• WHAT YOU ARE ASKED TO DO
Your task is to copy every line of the entries that contains "全球A級公司債指數殖利率".

Data records:
• • •

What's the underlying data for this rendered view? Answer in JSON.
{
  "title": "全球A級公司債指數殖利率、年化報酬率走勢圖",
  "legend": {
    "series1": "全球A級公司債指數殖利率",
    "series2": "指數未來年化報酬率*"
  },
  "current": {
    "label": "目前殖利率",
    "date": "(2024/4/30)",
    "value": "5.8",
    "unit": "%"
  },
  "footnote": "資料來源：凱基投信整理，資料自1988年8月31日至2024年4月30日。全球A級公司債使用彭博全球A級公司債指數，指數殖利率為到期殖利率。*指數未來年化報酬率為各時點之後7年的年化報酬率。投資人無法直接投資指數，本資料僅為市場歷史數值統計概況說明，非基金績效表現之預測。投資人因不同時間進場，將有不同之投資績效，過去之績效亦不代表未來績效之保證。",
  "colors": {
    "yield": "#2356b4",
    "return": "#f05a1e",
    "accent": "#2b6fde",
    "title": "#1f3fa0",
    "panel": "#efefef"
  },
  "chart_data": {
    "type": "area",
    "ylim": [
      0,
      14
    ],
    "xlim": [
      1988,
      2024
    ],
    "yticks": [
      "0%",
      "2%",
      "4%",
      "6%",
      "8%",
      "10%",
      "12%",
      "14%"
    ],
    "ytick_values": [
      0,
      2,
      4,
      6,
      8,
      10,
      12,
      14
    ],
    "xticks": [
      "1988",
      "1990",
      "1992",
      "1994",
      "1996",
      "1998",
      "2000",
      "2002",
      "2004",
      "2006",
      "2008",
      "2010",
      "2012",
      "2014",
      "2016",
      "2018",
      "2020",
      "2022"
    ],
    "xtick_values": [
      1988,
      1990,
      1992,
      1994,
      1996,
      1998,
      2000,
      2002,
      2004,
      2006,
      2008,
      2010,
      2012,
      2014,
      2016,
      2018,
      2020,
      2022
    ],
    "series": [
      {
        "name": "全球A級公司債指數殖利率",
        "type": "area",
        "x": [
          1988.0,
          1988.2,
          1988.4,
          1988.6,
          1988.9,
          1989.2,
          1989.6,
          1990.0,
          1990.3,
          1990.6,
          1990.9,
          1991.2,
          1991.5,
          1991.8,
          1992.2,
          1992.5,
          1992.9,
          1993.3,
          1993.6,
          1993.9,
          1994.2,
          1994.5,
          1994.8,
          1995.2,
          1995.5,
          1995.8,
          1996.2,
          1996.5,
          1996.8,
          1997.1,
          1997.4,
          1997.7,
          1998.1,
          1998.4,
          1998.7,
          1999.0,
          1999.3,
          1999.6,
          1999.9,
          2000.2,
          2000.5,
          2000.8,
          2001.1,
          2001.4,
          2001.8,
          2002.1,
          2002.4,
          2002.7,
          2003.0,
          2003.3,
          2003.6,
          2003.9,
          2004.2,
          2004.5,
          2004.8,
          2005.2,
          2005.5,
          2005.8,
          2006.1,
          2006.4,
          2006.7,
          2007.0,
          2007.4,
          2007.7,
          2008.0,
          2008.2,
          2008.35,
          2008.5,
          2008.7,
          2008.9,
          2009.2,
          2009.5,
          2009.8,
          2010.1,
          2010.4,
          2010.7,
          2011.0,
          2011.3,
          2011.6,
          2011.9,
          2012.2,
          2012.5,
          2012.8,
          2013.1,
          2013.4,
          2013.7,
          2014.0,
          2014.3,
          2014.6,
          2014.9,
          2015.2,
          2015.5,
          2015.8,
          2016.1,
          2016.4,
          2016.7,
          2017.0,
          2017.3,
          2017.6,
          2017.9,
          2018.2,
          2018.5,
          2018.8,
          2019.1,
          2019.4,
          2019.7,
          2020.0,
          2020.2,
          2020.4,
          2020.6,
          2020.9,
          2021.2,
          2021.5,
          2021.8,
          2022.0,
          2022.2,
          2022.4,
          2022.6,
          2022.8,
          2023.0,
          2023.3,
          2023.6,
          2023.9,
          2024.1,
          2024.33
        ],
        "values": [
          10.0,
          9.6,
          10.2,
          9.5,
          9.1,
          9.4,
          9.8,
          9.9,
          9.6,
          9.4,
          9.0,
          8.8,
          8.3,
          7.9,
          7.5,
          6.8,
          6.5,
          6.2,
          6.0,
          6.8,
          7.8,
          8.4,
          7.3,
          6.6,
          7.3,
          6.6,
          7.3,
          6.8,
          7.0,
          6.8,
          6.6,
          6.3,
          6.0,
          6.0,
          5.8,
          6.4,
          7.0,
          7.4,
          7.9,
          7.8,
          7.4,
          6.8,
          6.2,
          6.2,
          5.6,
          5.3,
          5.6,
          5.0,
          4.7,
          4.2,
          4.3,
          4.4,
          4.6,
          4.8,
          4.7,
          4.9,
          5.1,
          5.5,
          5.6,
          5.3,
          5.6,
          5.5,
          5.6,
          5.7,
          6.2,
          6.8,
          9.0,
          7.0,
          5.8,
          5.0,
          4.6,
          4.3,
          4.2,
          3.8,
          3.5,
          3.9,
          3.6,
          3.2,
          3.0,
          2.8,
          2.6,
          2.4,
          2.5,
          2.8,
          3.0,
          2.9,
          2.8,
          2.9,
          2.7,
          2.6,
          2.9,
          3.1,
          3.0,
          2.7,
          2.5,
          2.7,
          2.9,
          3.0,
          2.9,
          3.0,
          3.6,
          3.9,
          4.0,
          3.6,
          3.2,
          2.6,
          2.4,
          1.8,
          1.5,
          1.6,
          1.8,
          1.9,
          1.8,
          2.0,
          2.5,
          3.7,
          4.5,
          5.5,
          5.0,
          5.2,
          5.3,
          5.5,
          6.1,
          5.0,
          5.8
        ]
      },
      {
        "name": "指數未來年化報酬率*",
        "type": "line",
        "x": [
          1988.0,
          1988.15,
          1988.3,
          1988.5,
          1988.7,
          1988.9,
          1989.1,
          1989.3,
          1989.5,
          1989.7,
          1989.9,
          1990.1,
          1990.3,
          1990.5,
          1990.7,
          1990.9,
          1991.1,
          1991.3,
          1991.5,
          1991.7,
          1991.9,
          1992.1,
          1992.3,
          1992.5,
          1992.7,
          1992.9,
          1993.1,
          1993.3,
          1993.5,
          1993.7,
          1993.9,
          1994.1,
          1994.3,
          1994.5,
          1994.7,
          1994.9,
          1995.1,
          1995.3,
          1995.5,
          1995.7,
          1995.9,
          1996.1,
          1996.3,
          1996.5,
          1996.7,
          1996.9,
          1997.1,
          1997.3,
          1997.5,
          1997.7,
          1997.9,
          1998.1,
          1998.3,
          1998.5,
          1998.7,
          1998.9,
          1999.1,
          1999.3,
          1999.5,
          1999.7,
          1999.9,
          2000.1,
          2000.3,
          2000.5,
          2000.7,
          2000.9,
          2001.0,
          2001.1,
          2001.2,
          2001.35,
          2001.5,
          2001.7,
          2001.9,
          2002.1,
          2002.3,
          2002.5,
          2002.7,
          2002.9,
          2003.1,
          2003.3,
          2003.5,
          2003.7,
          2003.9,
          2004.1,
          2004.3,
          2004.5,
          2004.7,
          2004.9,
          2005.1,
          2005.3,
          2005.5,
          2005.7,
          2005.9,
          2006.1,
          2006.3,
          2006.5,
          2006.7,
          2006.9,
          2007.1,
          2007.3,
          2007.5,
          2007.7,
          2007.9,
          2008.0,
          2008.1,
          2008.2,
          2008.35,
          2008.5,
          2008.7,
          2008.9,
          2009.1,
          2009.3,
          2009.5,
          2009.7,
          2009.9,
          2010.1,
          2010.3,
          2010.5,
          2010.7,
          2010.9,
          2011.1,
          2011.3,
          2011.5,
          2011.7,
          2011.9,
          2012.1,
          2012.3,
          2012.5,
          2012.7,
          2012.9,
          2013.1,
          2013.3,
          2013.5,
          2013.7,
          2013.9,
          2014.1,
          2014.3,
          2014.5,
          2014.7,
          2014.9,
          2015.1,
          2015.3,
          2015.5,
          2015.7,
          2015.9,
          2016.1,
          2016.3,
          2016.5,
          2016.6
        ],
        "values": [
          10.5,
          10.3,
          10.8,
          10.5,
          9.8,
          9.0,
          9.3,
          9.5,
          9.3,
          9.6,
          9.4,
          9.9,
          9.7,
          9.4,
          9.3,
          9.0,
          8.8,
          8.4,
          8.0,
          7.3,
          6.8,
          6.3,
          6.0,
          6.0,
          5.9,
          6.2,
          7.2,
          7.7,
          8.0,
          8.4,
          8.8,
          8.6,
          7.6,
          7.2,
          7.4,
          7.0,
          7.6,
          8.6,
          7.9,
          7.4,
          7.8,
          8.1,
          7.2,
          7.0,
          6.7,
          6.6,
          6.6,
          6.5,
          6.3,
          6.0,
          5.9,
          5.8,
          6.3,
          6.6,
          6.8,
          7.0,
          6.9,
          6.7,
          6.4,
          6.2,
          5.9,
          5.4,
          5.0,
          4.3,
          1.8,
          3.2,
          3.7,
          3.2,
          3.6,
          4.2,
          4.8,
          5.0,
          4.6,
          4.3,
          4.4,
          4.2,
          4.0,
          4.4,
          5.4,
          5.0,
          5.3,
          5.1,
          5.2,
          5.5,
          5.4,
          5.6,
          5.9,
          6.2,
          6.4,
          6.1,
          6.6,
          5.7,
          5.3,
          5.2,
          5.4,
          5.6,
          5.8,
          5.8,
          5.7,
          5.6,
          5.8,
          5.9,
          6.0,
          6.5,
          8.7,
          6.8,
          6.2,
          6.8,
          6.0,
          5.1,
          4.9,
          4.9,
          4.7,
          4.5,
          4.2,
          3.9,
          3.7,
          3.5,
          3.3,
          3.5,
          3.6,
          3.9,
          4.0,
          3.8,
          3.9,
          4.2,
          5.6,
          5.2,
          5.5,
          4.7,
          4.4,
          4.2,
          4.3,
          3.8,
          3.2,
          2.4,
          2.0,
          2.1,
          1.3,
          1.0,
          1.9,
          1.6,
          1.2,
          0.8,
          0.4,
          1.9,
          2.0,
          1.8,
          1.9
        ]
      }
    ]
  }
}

• • •

• SOLUTION FOR THIS EXERCISE
  "title": "全球A級公司債指數殖利率、年化報酬率走勢圖",
    "series1": "全球A級公司債指數殖利率",
        "name": "全球A級公司債指數殖利率",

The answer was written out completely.